▶ **What this task involves**: Give the material once more, word for word, without any images.

═══

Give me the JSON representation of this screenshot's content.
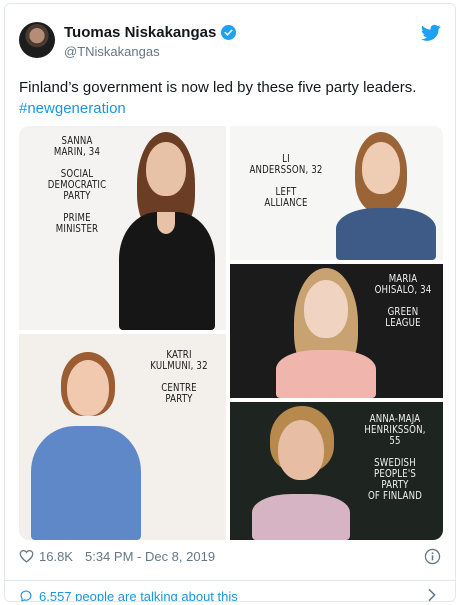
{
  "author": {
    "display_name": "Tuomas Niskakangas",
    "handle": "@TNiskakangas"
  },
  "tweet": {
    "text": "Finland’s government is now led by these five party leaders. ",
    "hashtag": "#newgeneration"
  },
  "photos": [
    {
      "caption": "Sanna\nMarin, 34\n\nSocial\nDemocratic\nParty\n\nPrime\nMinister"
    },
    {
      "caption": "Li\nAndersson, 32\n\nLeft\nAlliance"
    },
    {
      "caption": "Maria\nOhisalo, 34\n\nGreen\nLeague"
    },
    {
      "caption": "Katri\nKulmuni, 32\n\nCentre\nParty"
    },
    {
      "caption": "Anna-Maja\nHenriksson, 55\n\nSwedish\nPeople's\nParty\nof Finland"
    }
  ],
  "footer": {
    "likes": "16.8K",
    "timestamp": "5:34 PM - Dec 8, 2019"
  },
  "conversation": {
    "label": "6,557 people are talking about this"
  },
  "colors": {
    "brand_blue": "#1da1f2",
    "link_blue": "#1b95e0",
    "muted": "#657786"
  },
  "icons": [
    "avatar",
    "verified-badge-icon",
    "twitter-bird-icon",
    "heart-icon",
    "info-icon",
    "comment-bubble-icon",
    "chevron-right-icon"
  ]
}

═══

▶ **Answer to the exercise**:
Give me the JSON representation of this screenshot's content.
{
  "author": {
    "display_name": "Tuomas Niskakangas",
    "handle": "@TNiskakangas"
  },
  "tweet": {
    "text": "Finland’s government is now led by these five party leaders. ",
    "hashtag": "#newgeneration"
  },
  "photos": [
    {
      "caption": "Sanna\nMarin, 34\n\nSocial\nDemocratic\nParty\n\nPrime\nMinister"
    },
    {
      "caption": "Li\nAndersson, 32\n\nLeft\nAlliance"
    },
    {
      "caption": "Maria\nOhisalo, 34\n\nGreen\nLeague"
    },
    {
      "caption": "Katri\nKulmuni, 32\n\nCentre\nParty"
    },
    {
      "caption": "Anna-Maja\nHenriksson, 55\n\nSwedish\nPeople's\nParty\nof Finland"
    }
  ],
  "footer": {
    "likes": "16.8K",
    "timestamp": "5:34 PM - Dec 8, 2019"
  },
  "conversation": {
    "label": "6,557 people are talking about this"
  },
  "colors": {
    "brand_blue": "#1da1f2",
    "link_blue": "#1b95e0",
    "muted": "#657786"
  },
  "icons": [
    "avatar",
    "verified-badge-icon",
    "twitter-bird-icon",
    "heart-icon",
    "info-icon",
    "comment-bubble-icon",
    "chevron-right-icon"
  ]
}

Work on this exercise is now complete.